Requirements: Give every line again exactly as it appears, please, but not the pictures.

+ + + + + + +

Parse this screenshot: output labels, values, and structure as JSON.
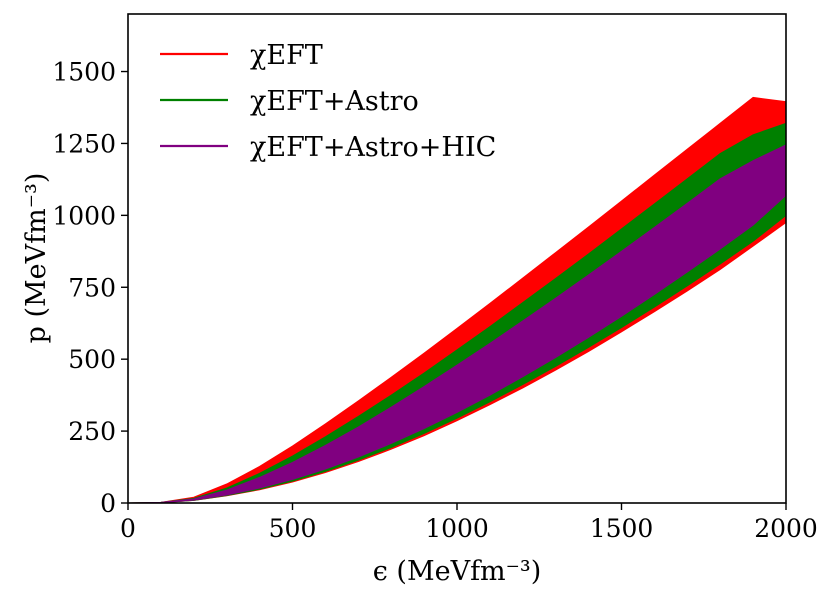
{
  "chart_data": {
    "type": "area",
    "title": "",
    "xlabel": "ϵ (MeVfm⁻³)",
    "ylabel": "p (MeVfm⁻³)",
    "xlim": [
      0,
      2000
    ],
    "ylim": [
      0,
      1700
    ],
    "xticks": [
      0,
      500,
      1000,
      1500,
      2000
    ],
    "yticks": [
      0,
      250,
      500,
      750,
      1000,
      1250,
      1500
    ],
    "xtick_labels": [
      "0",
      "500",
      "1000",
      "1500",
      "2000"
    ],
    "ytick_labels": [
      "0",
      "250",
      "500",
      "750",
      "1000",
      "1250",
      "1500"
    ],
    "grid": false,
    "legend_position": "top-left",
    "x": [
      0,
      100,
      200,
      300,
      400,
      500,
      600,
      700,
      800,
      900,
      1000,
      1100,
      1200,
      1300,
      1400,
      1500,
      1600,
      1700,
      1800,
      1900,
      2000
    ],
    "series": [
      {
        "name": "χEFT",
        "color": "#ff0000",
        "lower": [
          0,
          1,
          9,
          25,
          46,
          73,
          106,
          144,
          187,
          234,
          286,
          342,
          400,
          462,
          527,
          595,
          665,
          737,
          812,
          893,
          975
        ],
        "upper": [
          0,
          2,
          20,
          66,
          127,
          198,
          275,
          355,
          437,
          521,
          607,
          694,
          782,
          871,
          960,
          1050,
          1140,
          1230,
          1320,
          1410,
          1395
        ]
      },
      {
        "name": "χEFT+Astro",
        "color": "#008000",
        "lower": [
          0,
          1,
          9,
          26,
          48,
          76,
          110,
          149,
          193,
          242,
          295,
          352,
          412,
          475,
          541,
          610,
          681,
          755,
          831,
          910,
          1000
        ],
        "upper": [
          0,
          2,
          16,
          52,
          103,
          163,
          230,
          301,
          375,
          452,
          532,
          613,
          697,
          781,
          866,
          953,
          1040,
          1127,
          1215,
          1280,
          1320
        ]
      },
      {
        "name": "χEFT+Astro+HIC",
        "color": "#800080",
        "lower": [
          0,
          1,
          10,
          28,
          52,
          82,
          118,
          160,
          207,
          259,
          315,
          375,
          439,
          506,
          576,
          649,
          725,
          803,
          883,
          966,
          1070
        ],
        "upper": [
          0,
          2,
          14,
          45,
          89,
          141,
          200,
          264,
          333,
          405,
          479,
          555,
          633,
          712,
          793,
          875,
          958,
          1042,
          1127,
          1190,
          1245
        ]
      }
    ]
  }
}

+ + + + + + +

The answer:
Parse this screenshot: output labels, values, and structure as JSON.
{
  "chart_data": {
    "type": "area",
    "title": "",
    "xlabel": "ϵ (MeVfm⁻³)",
    "ylabel": "p (MeVfm⁻³)",
    "xlim": [
      0,
      2000
    ],
    "ylim": [
      0,
      1700
    ],
    "xticks": [
      0,
      500,
      1000,
      1500,
      2000
    ],
    "yticks": [
      0,
      250,
      500,
      750,
      1000,
      1250,
      1500
    ],
    "xtick_labels": [
      "0",
      "500",
      "1000",
      "1500",
      "2000"
    ],
    "ytick_labels": [
      "0",
      "250",
      "500",
      "750",
      "1000",
      "1250",
      "1500"
    ],
    "grid": false,
    "legend_position": "top-left",
    "x": [
      0,
      100,
      200,
      300,
      400,
      500,
      600,
      700,
      800,
      900,
      1000,
      1100,
      1200,
      1300,
      1400,
      1500,
      1600,
      1700,
      1800,
      1900,
      2000
    ],
    "series": [
      {
        "name": "χEFT",
        "color": "#ff0000",
        "lower": [
          0,
          1,
          9,
          25,
          46,
          73,
          106,
          144,
          187,
          234,
          286,
          342,
          400,
          462,
          527,
          595,
          665,
          737,
          812,
          893,
          975
        ],
        "upper": [
          0,
          2,
          20,
          66,
          127,
          198,
          275,
          355,
          437,
          521,
          607,
          694,
          782,
          871,
          960,
          1050,
          1140,
          1230,
          1320,
          1410,
          1395
        ]
      },
      {
        "name": "χEFT+Astro",
        "color": "#008000",
        "lower": [
          0,
          1,
          9,
          26,
          48,
          76,
          110,
          149,
          193,
          242,
          295,
          352,
          412,
          475,
          541,
          610,
          681,
          755,
          831,
          910,
          1000
        ],
        "upper": [
          0,
          2,
          16,
          52,
          103,
          163,
          230,
          301,
          375,
          452,
          532,
          613,
          697,
          781,
          866,
          953,
          1040,
          1127,
          1215,
          1280,
          1320
        ]
      },
      {
        "name": "χEFT+Astro+HIC",
        "color": "#800080",
        "lower": [
          0,
          1,
          10,
          28,
          52,
          82,
          118,
          160,
          207,
          259,
          315,
          375,
          439,
          506,
          576,
          649,
          725,
          803,
          883,
          966,
          1070
        ],
        "upper": [
          0,
          2,
          14,
          45,
          89,
          141,
          200,
          264,
          333,
          405,
          479,
          555,
          633,
          712,
          793,
          875,
          958,
          1042,
          1127,
          1190,
          1245
        ]
      }
    ]
  }
}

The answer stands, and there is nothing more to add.